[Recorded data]
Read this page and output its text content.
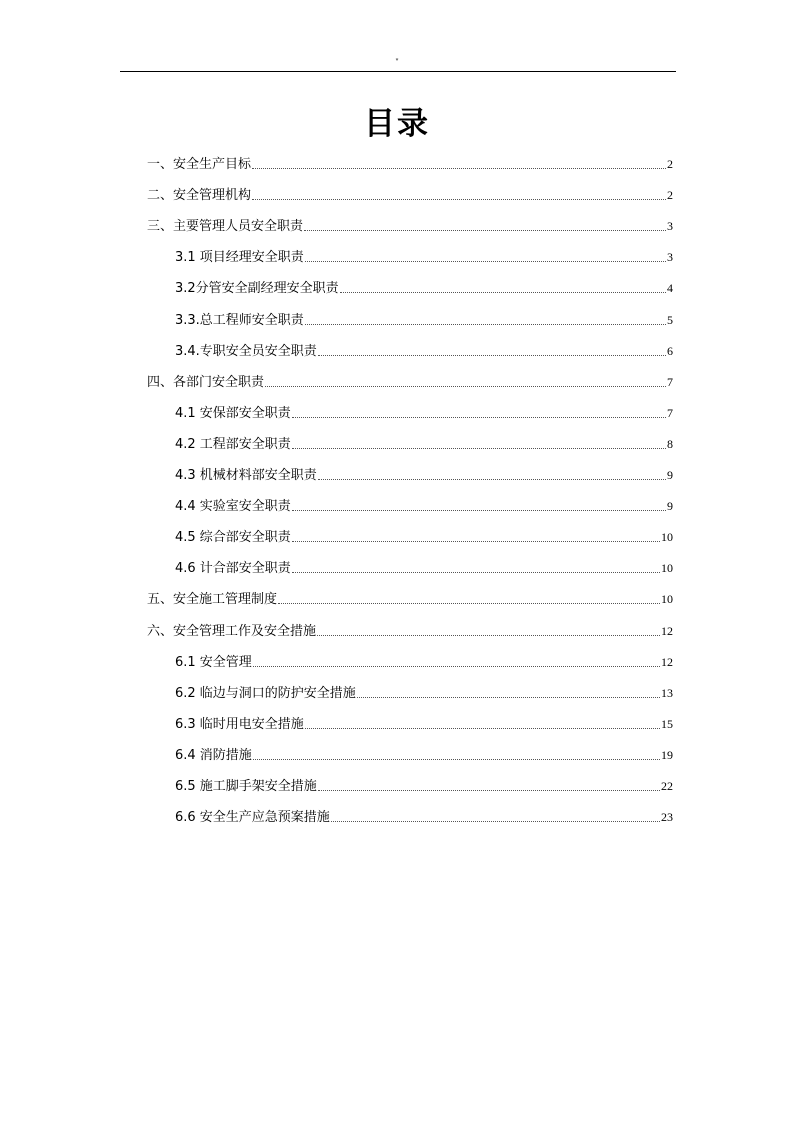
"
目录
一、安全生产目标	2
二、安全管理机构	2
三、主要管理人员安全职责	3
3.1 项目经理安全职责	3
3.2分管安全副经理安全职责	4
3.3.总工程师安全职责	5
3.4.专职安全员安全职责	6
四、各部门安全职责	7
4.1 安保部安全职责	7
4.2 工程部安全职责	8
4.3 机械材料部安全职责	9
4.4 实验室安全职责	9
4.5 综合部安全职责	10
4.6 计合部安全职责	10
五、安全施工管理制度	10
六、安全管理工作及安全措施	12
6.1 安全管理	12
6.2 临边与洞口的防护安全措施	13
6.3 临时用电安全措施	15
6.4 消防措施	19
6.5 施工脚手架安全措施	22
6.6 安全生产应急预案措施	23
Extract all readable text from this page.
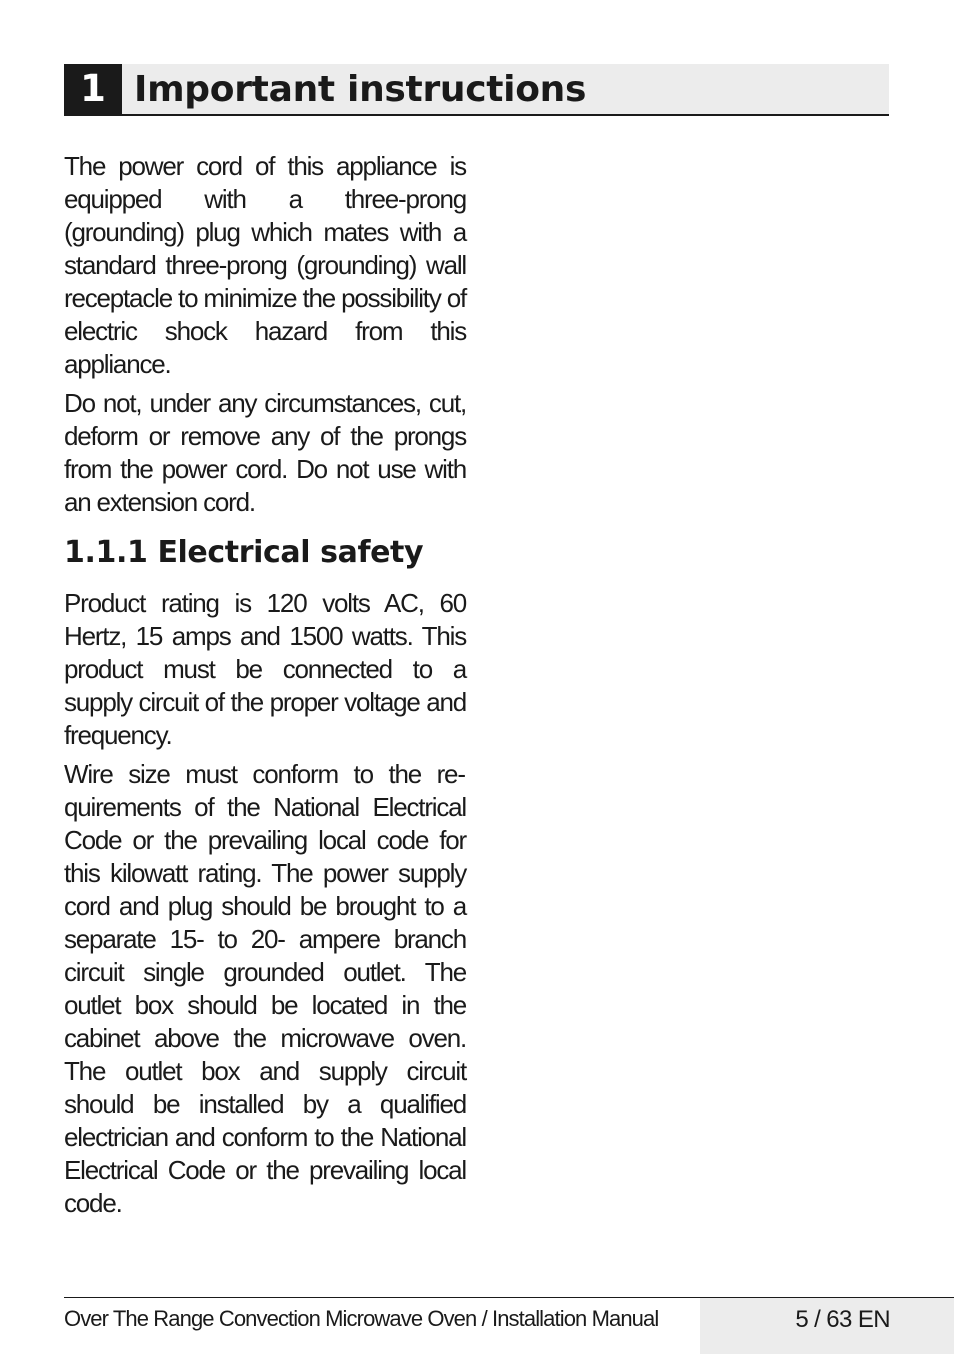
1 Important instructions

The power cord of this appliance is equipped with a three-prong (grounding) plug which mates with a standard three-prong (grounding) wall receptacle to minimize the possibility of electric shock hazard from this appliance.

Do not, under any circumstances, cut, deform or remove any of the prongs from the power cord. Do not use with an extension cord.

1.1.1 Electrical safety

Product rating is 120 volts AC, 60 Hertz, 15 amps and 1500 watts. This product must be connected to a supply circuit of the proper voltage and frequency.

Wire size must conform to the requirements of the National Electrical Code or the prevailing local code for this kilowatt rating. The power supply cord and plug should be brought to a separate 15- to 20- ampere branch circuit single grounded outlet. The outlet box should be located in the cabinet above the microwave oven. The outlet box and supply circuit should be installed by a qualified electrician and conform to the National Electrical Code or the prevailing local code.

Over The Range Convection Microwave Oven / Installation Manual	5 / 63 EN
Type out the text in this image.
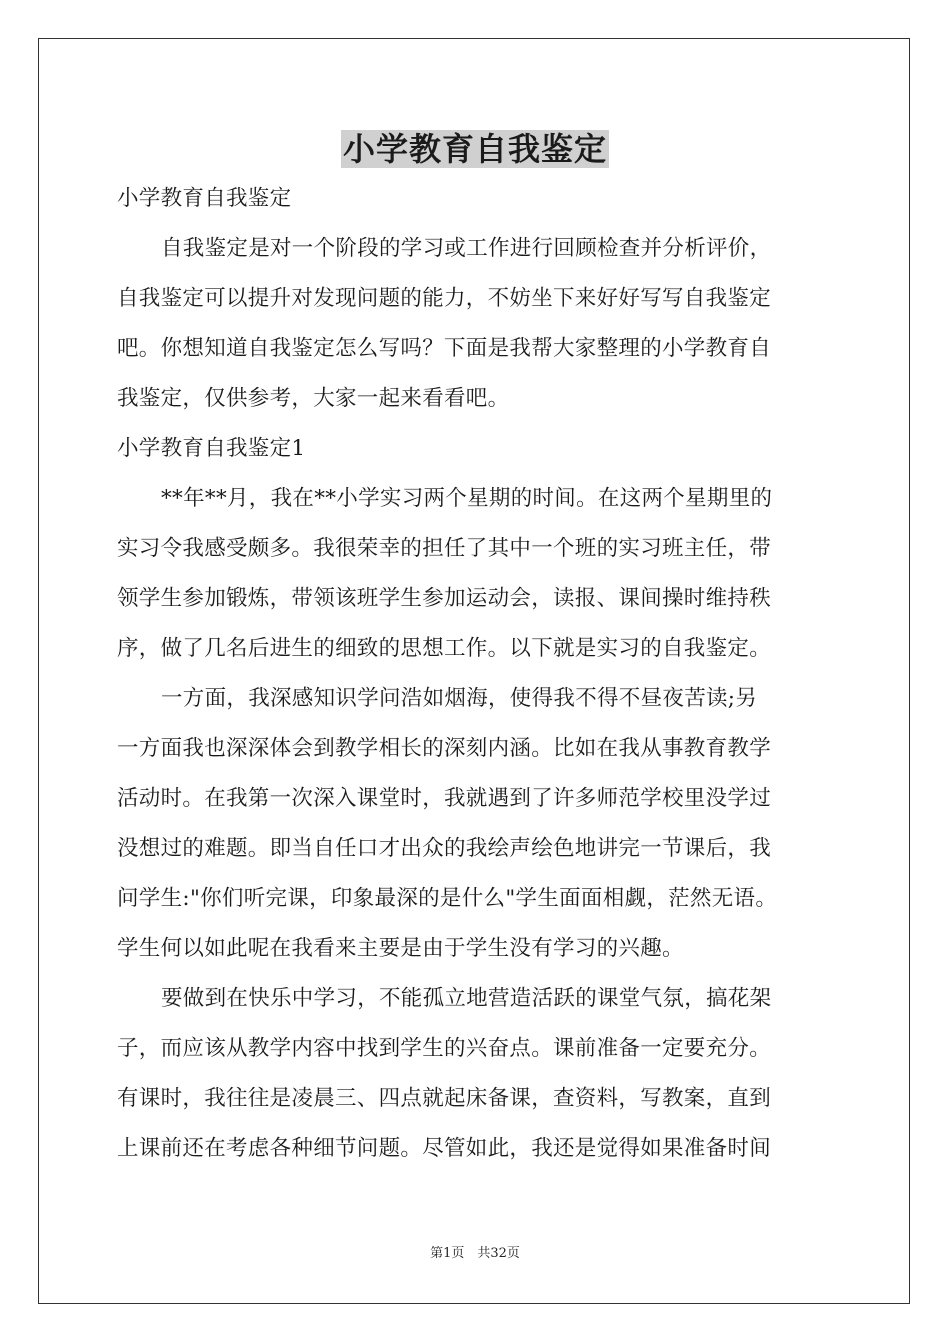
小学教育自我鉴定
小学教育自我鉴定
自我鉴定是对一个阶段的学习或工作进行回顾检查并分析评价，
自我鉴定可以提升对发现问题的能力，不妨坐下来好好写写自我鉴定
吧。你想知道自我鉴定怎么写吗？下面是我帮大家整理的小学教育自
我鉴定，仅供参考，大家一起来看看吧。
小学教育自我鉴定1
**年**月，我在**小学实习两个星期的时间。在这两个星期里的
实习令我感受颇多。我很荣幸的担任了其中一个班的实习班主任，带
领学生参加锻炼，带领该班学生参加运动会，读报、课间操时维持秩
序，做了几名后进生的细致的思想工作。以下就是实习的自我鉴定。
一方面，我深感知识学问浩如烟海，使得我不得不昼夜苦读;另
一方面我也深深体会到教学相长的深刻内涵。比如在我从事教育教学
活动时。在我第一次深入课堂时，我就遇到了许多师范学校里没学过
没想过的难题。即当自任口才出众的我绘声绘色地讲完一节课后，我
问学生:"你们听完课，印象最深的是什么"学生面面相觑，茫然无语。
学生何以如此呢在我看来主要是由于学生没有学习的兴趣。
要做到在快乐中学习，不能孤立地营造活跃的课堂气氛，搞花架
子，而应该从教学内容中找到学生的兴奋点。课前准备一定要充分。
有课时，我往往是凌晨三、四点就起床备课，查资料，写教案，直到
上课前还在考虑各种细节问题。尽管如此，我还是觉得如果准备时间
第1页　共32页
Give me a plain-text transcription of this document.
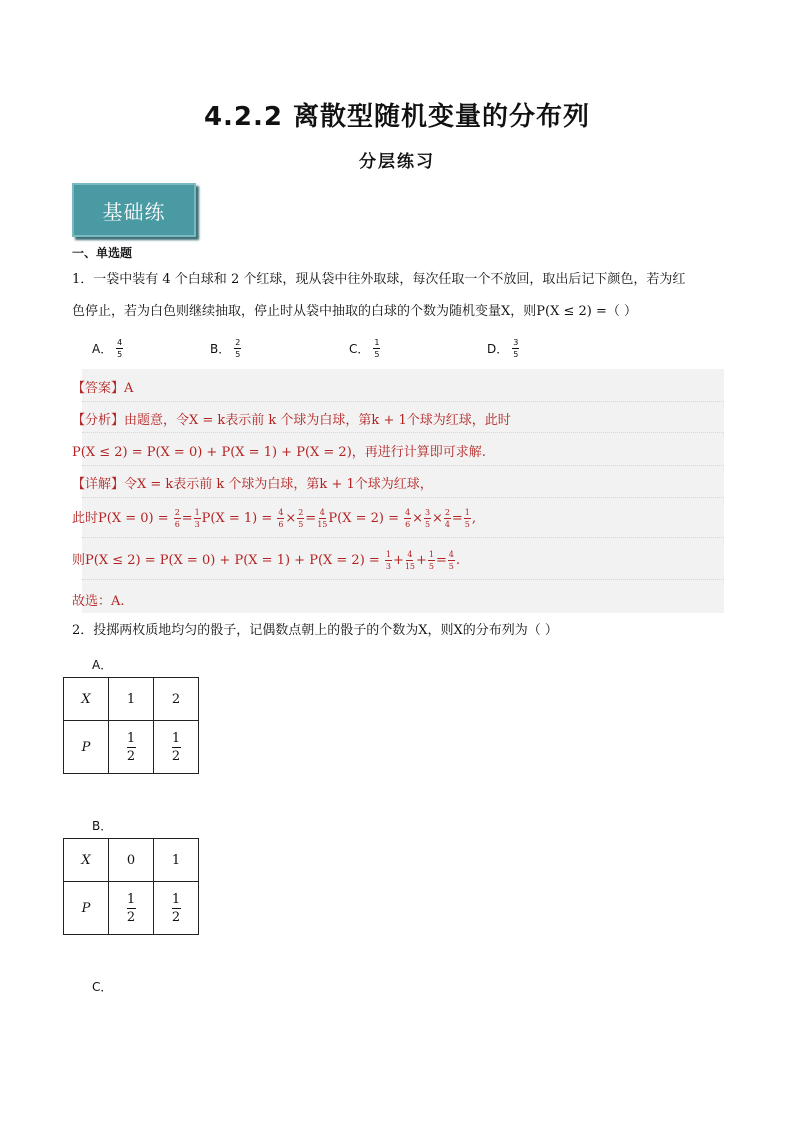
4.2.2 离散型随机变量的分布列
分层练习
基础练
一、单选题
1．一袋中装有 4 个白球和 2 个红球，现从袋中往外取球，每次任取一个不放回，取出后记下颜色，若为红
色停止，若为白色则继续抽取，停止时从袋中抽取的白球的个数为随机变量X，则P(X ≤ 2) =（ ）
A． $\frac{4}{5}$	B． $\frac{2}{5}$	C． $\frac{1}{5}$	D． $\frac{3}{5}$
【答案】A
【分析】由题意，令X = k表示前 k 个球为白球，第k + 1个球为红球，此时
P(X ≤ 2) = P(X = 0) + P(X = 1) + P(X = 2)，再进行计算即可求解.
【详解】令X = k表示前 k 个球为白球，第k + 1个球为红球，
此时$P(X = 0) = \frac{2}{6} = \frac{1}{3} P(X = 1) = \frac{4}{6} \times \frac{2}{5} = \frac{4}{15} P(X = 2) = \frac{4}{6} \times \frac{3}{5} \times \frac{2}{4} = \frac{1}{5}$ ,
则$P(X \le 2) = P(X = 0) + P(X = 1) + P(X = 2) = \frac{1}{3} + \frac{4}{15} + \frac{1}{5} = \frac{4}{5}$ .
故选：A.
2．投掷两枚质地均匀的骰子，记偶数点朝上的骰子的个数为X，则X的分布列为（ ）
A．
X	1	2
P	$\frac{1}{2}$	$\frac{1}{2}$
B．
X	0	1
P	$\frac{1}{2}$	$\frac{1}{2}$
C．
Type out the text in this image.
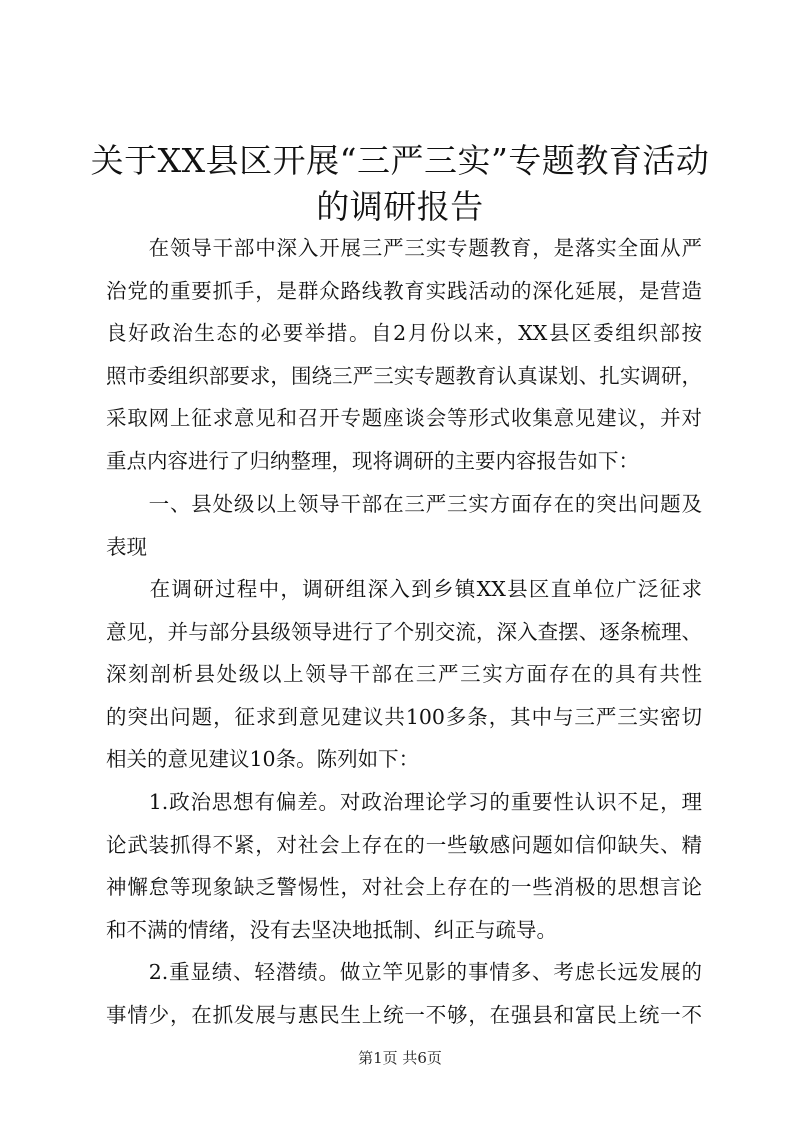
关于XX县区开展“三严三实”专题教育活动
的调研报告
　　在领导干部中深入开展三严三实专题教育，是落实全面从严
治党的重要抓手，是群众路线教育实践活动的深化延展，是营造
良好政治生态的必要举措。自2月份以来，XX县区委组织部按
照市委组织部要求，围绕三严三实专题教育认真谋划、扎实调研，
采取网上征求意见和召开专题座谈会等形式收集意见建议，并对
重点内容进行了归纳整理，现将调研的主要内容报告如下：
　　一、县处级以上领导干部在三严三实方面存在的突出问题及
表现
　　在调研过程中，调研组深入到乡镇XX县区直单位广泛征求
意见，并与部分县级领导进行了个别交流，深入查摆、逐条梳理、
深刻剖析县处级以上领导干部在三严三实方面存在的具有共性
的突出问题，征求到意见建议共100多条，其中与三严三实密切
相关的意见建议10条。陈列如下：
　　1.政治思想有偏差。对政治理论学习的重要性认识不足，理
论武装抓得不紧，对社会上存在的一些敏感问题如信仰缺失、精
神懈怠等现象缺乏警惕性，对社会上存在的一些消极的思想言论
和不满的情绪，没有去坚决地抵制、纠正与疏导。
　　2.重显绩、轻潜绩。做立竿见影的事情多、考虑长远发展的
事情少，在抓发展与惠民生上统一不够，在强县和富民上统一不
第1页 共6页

> [Directions for this task] Your task is to repeat the data above exactly while excluding the pictures.

> [The completed task]
Read this page and output its text content.
"
目录
一、安全生产目标	2
二、安全管理机构	2
三、主要管理人员安全职责	3
3.1 项目经理安全职责	3
3.2分管安全副经理安全职责	4
3.3.总工程师安全职责	5
3.4.专职安全员安全职责	6
四、各部门安全职责	7
4.1 安保部安全职责	7
4.2 工程部安全职责	8
4.3 机械材料部安全职责	9
4.4 实验室安全职责	9
4.5 综合部安全职责	10
4.6 计合部安全职责	10
五、安全施工管理制度	10
六、安全管理工作及安全措施	12
6.1 安全管理	12
6.2 临边与洞口的防护安全措施	13
6.3 临时用电安全措施	15
6.4 消防措施	19
6.5 施工脚手架安全措施	22
6.6 安全生产应急预案措施	23
Extract all readable text from this page.
1 Important instructions

The power cord of this appliance is equipped with a three-prong (grounding) plug which mates with a standard three-prong (grounding) wall receptacle to minimize the possibility of electric shock hazard from this appliance.

Do not, under any circumstances, cut, deform or remove any of the prongs from the power cord. Do not use with an extension cord.

1.1.1 Electrical safety

Product rating is 120 volts AC, 60 Hertz, 15 amps and 1500 watts. This product must be connected to a supply circuit of the proper voltage and frequency.

Wire size must conform to the requirements of the National Electrical Code or the prevailing local code for this kilowatt rating. The power supply cord and plug should be brought to a separate 15- to 20- ampere branch circuit single grounded outlet. The outlet box should be located in the cabinet above the microwave oven. The outlet box and supply circuit should be installed by a qualified electrician and conform to the National Electrical Code or the prevailing local code.

Over The Range Convection Microwave Oven / Installation Manual	5 / 63 EN
Type out the text in this image.
小学教育自我鉴定
小学教育自我鉴定
自我鉴定是对一个阶段的学习或工作进行回顾检查并分析评价，
自我鉴定可以提升对发现问题的能力，不妨坐下来好好写写自我鉴定
吧。你想知道自我鉴定怎么写吗？下面是我帮大家整理的小学教育自
我鉴定，仅供参考，大家一起来看看吧。
小学教育自我鉴定1
**年**月，我在**小学实习两个星期的时间。在这两个星期里的
实习令我感受颇多。我很荣幸的担任了其中一个班的实习班主任，带
领学生参加锻炼，带领该班学生参加运动会，读报、课间操时维持秩
序，做了几名后进生的细致的思想工作。以下就是实习的自我鉴定。
一方面，我深感知识学问浩如烟海，使得我不得不昼夜苦读;另
一方面我也深深体会到教学相长的深刻内涵。比如在我从事教育教学
活动时。在我第一次深入课堂时，我就遇到了许多师范学校里没学过
没想过的难题。即当自任口才出众的我绘声绘色地讲完一节课后，我
问学生:"你们听完课，印象最深的是什么"学生面面相觑，茫然无语。
学生何以如此呢在我看来主要是由于学生没有学习的兴趣。
要做到在快乐中学习，不能孤立地营造活跃的课堂气氛，搞花架
子，而应该从教学内容中找到学生的兴奋点。课前准备一定要充分。
有课时，我往往是凌晨三、四点就起床备课，查资料，写教案，直到
上课前还在考虑各种细节问题。尽管如此，我还是觉得如果准备时间
第1页　共32页
Give me a plain-text transcription of this document.
4.2.2 离散型随机变量的分布列
分层练习
基础练
一、单选题
1．一袋中装有 4 个白球和 2 个红球，现从袋中往外取球，每次任取一个不放回，取出后记下颜色，若为红
色停止，若为白色则继续抽取，停止时从袋中抽取的白球的个数为随机变量X，则P(X ≤ 2) =（ ）
A． $\frac{4}{5}$	B． $\frac{2}{5}$	C． $\frac{1}{5}$	D． $\frac{3}{5}$
【答案】A
【分析】由题意，令X = k表示前 k 个球为白球，第k + 1个球为红球，此时
P(X ≤ 2) = P(X = 0) + P(X = 1) + P(X = 2)，再进行计算即可求解.
【详解】令X = k表示前 k 个球为白球，第k + 1个球为红球，
此时$P(X = 0) = \frac{2}{6} = \frac{1}{3} P(X = 1) = \frac{4}{6} \times \frac{2}{5} = \frac{4}{15} P(X = 2) = \frac{4}{6} \times \frac{3}{5} \times \frac{2}{4} = \frac{1}{5}$ ,
则$P(X \le 2) = P(X = 0) + P(X = 1) + P(X = 2) = \frac{1}{3} + \frac{4}{15} + \frac{1}{5} = \frac{4}{5}$ .
故选：A.
2．投掷两枚质地均匀的骰子，记偶数点朝上的骰子的个数为X，则X的分布列为（ ）
A．
X	1	2
P	$\frac{1}{2}$	$\frac{1}{2}$
B．
X	0	1
P	$\frac{1}{2}$	$\frac{1}{2}$
C．
Type out the text in this image.
关于XX县区开展“三严三实”专题教育活动
的调研报告
　　在领导干部中深入开展三严三实专题教育，是落实全面从严
治党的重要抓手，是群众路线教育实践活动的深化延展，是营造
良好政治生态的必要举措。自2月份以来，XX县区委组织部按
照市委组织部要求，围绕三严三实专题教育认真谋划、扎实调研，
采取网上征求意见和召开专题座谈会等形式收集意见建议，并对
重点内容进行了归纳整理，现将调研的主要内容报告如下：
　　一、县处级以上领导干部在三严三实方面存在的突出问题及
表现
　　在调研过程中，调研组深入到乡镇XX县区直单位广泛征求
意见，并与部分县级领导进行了个别交流，深入查摆、逐条梳理、
深刻剖析县处级以上领导干部在三严三实方面存在的具有共性
的突出问题，征求到意见建议共100多条，其中与三严三实密切
相关的意见建议10条。陈列如下：
　　1.政治思想有偏差。对政治理论学习的重要性认识不足，理
论武装抓得不紧，对社会上存在的一些敏感问题如信仰缺失、精
神懈怠等现象缺乏警惕性，对社会上存在的一些消极的思想言论
和不满的情绪，没有去坚决地抵制、纠正与疏导。
　　2.重显绩、轻潜绩。做立竿见影的事情多、考虑长远发展的
事情少，在抓发展与惠民生上统一不够，在强县和富民上统一不
第1页 共6页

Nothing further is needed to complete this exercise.